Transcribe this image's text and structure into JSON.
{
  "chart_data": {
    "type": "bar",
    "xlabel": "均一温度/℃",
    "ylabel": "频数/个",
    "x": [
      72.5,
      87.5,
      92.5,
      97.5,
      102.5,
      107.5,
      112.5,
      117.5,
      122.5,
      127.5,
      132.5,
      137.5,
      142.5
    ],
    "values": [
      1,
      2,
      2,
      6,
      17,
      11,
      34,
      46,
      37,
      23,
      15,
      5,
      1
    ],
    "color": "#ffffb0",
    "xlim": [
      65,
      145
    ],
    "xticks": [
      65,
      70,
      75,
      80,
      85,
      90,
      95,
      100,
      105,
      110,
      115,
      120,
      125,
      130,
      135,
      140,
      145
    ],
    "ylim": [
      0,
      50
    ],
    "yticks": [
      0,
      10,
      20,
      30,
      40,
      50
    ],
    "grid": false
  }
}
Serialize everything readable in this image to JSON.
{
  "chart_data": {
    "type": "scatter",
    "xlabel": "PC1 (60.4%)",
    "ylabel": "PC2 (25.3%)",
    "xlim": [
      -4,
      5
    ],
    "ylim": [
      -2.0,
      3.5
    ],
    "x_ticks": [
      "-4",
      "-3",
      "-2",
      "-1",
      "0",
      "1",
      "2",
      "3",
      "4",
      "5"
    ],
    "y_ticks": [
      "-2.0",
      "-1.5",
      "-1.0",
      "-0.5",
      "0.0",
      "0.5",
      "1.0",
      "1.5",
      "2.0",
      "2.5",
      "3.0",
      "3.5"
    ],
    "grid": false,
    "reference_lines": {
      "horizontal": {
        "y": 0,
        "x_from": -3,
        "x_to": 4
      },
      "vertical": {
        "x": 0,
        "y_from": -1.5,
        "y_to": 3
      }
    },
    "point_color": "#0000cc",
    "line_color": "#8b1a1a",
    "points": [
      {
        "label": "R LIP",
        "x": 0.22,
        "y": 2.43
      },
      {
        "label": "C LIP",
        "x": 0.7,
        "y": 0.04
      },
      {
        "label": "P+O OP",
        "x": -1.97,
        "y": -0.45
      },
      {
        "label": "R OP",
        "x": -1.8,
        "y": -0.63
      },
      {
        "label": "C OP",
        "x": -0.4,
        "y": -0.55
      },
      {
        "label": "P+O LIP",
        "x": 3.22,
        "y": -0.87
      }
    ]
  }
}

-*-*-

### Directive
Collect the lines that hold "image".

### Task result
Transcribe this image's text and structure into JSON.
Serialize everything readable in this image to JSON.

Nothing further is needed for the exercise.